# Given exercise
Copy out, unchanged, every row from the first one down through the row containing "y2-tick-label: 6.0 bbox=[587, 120, 605, 133]". Include both of those rows.

# Rows
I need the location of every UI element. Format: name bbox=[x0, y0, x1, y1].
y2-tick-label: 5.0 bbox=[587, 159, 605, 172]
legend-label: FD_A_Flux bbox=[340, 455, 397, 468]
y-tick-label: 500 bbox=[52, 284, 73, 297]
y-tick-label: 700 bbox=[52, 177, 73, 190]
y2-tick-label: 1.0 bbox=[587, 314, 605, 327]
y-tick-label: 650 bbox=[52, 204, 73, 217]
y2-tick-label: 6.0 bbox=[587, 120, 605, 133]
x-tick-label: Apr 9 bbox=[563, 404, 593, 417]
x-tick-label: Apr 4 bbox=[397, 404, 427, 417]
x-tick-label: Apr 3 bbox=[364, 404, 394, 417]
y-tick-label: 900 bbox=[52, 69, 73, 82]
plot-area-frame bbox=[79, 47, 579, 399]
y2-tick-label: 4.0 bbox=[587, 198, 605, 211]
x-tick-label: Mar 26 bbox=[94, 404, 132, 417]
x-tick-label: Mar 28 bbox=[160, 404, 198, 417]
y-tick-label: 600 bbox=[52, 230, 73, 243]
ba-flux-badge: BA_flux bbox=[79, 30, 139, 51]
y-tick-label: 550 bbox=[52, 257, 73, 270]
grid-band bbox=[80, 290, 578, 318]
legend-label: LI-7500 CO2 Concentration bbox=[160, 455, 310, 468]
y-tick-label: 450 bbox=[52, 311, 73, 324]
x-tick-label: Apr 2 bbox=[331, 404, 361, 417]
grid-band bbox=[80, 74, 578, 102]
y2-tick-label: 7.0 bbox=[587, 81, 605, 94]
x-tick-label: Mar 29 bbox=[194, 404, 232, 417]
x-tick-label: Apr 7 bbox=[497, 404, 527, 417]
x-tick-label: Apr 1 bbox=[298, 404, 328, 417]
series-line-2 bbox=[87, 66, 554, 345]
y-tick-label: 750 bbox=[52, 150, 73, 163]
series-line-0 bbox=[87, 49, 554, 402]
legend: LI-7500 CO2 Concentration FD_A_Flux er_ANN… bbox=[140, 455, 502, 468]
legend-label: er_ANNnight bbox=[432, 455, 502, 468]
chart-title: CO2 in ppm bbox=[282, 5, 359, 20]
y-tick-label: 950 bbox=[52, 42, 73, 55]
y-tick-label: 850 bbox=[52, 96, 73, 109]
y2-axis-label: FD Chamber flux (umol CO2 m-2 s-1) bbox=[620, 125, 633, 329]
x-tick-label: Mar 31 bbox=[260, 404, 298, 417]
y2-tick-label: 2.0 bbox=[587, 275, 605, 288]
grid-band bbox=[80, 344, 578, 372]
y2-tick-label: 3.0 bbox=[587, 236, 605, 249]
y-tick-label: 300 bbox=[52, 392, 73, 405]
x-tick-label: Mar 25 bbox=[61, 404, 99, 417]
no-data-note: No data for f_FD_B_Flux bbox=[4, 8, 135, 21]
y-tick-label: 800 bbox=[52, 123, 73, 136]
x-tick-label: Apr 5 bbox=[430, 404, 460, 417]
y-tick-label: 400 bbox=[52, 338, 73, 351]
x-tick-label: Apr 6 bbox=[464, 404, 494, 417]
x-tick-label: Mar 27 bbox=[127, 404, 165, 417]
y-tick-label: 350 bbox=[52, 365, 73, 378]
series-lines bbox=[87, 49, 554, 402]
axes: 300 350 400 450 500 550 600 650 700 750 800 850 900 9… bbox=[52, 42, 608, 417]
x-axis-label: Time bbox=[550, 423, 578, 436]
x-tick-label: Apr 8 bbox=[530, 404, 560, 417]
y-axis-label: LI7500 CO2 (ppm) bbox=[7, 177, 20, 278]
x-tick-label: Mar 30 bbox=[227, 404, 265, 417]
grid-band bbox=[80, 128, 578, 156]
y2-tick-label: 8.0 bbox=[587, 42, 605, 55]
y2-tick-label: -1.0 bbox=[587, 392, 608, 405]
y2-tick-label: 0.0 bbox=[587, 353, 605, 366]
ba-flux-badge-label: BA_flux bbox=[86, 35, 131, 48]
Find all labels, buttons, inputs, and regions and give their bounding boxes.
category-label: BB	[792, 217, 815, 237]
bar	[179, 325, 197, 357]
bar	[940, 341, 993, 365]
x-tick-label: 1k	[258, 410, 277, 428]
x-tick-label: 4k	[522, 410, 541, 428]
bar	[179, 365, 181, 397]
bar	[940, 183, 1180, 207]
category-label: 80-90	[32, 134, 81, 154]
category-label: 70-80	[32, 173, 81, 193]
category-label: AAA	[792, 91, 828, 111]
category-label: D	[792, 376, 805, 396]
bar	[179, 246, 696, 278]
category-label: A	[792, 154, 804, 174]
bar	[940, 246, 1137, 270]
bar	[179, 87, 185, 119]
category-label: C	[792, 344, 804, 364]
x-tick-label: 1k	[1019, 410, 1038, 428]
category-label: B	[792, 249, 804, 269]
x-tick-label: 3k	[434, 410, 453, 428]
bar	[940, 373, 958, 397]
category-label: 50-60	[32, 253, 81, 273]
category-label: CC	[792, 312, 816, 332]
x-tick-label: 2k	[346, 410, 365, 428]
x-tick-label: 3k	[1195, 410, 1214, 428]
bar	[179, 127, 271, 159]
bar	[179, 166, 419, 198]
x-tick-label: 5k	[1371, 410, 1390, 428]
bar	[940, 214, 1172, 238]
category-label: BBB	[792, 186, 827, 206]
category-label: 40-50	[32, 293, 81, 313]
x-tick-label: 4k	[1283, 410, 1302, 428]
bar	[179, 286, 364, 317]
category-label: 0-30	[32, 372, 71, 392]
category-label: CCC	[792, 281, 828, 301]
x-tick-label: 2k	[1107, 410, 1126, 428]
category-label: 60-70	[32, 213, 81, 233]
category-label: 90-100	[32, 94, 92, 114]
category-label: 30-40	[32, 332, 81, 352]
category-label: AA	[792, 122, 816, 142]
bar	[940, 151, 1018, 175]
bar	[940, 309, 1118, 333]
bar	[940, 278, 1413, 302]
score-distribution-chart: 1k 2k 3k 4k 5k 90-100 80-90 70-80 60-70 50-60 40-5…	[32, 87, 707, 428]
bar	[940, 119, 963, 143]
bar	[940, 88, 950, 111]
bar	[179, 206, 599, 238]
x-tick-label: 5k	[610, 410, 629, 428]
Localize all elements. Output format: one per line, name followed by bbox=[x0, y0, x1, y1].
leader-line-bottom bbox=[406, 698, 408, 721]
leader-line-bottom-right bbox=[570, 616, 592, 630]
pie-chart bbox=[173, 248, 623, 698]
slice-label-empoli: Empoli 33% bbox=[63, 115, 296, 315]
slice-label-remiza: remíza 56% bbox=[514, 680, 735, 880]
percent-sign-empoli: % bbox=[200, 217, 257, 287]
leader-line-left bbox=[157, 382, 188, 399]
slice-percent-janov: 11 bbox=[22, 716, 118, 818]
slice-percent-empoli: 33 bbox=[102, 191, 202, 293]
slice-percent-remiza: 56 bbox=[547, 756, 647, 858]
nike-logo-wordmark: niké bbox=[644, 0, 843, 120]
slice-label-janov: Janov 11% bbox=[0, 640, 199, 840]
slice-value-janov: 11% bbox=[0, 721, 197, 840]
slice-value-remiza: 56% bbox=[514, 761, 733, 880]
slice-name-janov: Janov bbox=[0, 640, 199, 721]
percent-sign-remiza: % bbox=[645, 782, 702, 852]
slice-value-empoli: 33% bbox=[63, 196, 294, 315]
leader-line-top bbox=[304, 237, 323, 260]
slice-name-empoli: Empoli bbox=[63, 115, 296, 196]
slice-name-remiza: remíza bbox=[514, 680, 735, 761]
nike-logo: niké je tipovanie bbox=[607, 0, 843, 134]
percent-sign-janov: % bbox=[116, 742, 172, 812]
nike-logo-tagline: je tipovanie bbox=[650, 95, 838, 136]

# Task solution
I need the location of every UI element. Format: name bbox=[x0, y0, x1, y1].
y2-tick-label: 5.0 bbox=[587, 159, 605, 172]
legend-label: FD_A_Flux bbox=[340, 455, 397, 468]
y-tick-label: 500 bbox=[52, 284, 73, 297]
y-tick-label: 700 bbox=[52, 177, 73, 190]
y2-tick-label: 1.0 bbox=[587, 314, 605, 327]
y-tick-label: 650 bbox=[52, 204, 73, 217]
y2-tick-label: 6.0 bbox=[587, 120, 605, 133]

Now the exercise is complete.